··· Extracted information

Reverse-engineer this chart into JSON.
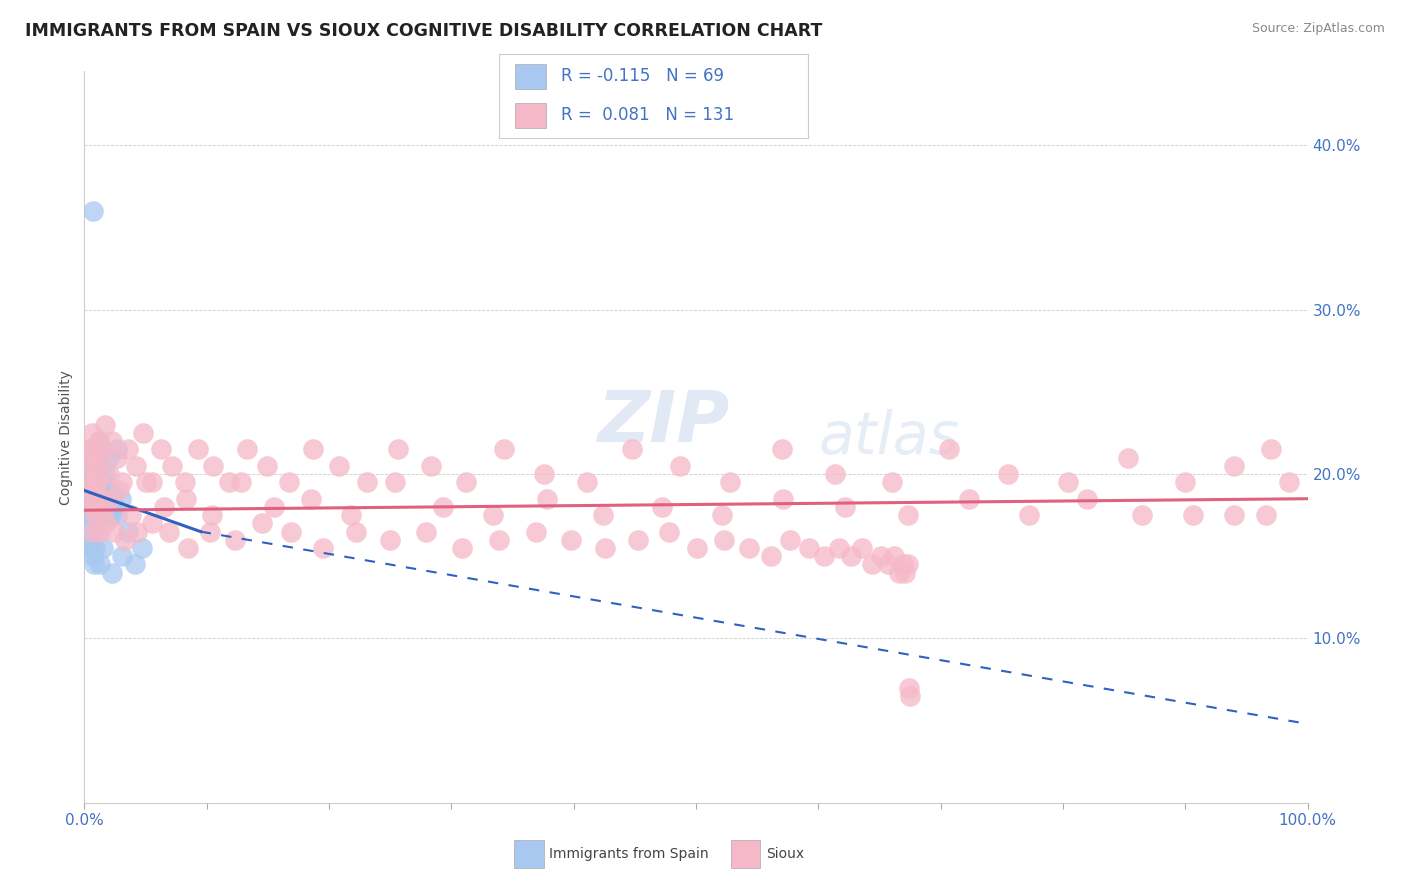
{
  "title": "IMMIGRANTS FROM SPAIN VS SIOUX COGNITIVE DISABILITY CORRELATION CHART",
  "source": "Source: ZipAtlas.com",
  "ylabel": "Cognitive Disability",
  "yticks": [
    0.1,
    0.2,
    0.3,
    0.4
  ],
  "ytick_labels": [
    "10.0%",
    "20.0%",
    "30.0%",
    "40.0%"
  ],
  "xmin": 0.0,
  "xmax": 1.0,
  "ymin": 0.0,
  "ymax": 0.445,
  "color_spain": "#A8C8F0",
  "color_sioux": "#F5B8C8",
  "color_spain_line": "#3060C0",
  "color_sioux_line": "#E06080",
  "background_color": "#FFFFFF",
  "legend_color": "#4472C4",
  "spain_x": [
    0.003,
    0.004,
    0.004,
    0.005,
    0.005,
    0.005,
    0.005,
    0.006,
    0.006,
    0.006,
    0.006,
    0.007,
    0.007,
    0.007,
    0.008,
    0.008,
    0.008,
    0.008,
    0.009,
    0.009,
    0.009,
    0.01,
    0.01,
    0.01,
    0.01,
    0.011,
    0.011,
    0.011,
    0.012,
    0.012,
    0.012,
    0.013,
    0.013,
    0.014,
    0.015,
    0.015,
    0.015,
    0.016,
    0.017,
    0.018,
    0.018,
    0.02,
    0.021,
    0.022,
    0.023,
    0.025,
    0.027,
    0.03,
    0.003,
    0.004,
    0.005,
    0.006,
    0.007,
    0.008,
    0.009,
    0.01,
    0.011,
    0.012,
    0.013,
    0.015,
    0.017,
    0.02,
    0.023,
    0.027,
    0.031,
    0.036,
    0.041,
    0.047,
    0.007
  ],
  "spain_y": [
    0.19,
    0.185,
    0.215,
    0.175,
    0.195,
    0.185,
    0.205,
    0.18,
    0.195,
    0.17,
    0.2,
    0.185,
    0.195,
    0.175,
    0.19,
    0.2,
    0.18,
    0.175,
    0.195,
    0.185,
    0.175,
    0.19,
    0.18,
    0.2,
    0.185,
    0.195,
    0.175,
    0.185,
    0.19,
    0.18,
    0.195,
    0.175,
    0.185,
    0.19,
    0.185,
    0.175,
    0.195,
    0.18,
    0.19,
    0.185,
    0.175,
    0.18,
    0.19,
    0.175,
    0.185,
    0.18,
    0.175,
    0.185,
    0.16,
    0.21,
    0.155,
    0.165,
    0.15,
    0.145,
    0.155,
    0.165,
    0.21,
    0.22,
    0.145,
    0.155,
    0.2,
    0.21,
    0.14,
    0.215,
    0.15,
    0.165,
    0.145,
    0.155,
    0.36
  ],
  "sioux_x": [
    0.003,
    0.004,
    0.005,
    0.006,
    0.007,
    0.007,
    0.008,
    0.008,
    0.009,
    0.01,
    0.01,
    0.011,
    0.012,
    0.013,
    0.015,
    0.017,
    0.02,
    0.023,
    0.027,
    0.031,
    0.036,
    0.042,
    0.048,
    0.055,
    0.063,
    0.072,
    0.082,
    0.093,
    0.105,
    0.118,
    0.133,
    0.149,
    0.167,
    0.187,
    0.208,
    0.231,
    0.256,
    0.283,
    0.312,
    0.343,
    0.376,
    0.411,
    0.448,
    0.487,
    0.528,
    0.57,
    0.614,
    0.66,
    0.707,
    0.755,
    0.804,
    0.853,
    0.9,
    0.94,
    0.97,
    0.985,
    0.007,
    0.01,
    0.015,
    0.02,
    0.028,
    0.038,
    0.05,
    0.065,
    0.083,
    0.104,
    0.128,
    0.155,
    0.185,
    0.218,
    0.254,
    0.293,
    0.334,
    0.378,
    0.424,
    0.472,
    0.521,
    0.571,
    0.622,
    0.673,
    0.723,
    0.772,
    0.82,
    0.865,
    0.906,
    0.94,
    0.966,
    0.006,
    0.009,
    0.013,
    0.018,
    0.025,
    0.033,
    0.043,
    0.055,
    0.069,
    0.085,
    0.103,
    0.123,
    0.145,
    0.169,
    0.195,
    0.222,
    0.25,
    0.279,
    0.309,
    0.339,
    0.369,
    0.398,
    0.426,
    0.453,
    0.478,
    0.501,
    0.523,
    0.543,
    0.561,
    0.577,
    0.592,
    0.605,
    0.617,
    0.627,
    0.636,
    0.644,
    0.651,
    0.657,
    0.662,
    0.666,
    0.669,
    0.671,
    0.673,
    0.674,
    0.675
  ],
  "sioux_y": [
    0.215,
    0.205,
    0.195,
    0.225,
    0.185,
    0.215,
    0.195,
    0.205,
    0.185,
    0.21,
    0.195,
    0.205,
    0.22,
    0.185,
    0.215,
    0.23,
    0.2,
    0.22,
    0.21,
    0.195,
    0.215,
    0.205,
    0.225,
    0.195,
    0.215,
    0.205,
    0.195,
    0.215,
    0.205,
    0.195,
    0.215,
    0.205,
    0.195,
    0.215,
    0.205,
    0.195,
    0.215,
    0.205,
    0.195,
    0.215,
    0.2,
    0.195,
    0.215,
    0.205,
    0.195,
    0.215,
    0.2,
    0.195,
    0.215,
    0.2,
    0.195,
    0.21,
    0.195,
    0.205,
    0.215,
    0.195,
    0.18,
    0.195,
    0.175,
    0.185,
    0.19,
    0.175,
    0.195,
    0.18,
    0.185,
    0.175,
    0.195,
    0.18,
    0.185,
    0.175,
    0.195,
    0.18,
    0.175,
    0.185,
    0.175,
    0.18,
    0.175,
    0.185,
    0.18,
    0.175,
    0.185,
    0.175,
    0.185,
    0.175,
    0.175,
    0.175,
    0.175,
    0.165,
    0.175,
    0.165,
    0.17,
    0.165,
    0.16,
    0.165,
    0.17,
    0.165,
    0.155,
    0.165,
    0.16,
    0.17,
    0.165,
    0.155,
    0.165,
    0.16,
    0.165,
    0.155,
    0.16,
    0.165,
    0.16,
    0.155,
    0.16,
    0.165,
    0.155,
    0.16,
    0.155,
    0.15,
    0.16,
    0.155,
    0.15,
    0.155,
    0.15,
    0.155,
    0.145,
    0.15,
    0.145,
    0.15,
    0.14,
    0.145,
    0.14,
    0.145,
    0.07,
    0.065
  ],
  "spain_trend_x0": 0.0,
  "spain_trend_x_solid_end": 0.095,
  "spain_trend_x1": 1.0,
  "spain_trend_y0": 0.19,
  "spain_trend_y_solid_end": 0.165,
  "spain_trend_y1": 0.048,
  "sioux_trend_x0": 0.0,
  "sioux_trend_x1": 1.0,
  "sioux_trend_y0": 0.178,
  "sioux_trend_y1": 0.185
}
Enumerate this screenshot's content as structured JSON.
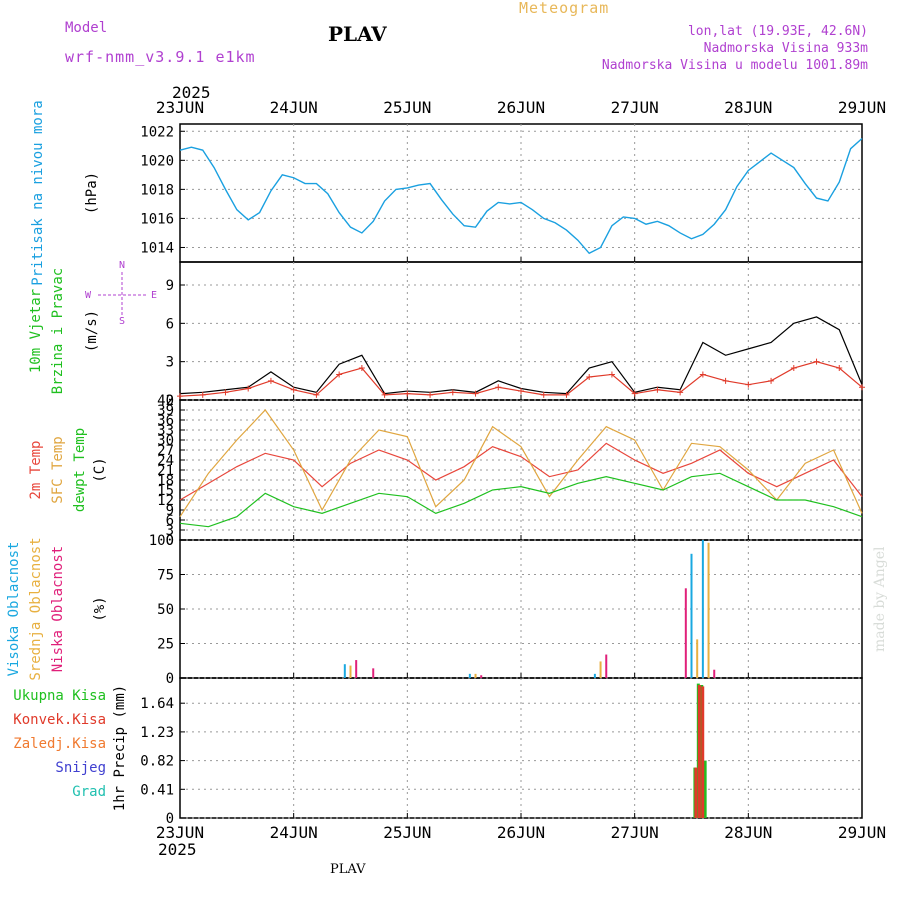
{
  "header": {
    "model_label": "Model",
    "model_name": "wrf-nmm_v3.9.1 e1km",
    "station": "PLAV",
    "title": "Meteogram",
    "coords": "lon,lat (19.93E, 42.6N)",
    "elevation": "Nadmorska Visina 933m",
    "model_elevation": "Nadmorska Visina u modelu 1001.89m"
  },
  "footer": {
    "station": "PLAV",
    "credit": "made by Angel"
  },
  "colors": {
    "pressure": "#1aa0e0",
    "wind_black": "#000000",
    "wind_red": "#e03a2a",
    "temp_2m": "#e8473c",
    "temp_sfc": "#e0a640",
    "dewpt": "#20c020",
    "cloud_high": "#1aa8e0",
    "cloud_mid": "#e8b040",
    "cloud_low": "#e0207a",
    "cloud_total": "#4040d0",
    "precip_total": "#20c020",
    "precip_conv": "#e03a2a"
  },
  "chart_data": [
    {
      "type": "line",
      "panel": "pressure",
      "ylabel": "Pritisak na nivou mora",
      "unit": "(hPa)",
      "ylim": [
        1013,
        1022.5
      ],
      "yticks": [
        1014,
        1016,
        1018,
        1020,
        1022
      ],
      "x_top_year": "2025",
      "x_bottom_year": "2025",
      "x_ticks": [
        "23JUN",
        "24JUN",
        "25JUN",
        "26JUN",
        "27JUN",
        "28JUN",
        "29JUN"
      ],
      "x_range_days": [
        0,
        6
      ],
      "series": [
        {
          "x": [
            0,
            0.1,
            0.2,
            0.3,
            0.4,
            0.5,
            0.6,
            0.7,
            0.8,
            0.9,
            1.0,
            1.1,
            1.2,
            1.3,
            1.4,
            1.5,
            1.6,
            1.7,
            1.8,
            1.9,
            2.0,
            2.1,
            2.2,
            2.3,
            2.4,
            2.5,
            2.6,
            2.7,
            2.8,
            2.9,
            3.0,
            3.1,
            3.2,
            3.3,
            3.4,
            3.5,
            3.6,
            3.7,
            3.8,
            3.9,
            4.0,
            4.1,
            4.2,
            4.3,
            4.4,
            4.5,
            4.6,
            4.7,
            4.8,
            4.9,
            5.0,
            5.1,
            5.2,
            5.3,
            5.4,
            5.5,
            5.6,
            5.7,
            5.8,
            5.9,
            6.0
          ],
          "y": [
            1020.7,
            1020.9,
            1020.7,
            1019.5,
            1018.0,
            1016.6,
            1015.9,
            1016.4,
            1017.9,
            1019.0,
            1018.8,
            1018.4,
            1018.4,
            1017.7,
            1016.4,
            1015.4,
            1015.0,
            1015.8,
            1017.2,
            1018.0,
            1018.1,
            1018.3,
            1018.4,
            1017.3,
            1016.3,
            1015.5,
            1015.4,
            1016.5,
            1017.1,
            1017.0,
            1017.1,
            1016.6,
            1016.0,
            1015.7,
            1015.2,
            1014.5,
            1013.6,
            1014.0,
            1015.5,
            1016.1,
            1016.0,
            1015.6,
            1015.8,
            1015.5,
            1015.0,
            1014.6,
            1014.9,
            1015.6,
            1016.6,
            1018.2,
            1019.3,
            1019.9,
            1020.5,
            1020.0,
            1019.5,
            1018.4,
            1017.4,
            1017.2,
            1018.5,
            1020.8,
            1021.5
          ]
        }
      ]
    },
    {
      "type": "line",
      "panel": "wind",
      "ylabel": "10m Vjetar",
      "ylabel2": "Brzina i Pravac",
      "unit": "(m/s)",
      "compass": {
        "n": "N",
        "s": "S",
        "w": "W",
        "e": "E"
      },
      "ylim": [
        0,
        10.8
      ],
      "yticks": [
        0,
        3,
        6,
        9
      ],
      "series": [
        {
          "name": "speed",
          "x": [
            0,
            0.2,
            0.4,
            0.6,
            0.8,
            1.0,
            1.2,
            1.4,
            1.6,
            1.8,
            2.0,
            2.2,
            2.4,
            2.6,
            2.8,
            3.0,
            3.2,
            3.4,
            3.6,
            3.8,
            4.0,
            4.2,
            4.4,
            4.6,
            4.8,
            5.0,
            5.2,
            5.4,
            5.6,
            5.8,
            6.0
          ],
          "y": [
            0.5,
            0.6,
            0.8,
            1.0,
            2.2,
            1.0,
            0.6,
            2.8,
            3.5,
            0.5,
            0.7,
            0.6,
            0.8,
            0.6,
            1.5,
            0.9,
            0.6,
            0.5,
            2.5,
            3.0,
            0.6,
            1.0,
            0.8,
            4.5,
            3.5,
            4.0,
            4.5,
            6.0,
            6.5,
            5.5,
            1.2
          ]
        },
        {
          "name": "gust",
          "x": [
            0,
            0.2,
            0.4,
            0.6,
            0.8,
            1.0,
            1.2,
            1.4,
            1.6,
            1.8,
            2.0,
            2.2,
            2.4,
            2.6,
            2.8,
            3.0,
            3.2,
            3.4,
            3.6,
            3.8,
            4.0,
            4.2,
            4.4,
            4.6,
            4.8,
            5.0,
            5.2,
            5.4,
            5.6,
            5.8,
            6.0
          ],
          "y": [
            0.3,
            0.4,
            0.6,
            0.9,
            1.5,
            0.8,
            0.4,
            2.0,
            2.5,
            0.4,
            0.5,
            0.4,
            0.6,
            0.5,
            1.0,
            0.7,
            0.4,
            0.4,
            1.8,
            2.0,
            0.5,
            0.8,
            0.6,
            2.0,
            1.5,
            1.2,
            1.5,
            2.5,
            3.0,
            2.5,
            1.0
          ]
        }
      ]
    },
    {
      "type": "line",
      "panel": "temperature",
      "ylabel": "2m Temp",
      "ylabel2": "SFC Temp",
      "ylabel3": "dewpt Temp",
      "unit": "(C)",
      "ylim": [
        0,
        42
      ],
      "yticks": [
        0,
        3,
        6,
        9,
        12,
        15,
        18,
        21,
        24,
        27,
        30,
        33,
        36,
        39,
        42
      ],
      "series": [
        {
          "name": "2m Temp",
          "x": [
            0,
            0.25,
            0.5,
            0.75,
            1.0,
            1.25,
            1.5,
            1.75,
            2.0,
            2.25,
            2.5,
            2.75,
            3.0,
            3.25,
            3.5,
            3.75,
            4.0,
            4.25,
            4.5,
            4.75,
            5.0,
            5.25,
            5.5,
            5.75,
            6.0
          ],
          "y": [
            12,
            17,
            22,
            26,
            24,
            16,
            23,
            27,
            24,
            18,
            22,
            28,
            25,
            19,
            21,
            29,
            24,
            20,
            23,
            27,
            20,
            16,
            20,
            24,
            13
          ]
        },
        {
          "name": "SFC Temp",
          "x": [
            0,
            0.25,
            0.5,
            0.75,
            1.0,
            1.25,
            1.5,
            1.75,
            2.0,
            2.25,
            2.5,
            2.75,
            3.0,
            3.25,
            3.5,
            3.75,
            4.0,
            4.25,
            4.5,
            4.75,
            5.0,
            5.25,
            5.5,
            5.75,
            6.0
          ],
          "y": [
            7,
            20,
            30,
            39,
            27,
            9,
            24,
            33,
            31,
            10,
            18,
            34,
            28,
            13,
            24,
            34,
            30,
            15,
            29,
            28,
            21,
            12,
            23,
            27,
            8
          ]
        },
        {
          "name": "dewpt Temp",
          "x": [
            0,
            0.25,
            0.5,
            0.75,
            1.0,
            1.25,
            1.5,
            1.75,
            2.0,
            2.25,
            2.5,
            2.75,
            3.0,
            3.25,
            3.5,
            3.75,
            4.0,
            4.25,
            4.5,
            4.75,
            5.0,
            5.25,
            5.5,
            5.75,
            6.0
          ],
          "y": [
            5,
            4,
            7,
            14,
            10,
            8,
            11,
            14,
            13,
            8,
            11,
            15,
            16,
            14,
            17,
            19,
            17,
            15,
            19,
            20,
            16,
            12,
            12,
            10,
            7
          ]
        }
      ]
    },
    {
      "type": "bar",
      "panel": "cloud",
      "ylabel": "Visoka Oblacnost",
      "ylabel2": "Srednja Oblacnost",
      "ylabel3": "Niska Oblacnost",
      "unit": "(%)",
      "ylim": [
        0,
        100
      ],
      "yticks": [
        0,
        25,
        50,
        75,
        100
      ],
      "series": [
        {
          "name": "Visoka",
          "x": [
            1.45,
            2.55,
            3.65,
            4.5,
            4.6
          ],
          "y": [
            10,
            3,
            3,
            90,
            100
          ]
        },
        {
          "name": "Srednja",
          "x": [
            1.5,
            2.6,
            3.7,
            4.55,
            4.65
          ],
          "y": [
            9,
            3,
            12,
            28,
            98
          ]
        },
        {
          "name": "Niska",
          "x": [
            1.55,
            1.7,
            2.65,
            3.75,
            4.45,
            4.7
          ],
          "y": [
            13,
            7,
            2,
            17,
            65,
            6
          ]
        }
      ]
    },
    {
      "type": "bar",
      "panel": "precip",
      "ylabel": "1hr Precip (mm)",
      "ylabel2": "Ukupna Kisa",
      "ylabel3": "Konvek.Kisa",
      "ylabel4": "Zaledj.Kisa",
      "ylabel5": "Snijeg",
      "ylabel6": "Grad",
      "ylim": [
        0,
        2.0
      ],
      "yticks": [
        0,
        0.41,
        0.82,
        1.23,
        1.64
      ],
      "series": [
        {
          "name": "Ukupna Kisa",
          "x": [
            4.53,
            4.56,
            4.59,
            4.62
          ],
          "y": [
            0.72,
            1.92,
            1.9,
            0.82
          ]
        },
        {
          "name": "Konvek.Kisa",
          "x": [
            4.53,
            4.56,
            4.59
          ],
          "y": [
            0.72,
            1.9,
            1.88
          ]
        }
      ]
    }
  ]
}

······

What is expected:
Pull out the lines above in which the word "JSON" appears.

Result of the exercise:
Reverse-engineer this chart into JSON.
Enumerate this screenshot's content as structured JSON.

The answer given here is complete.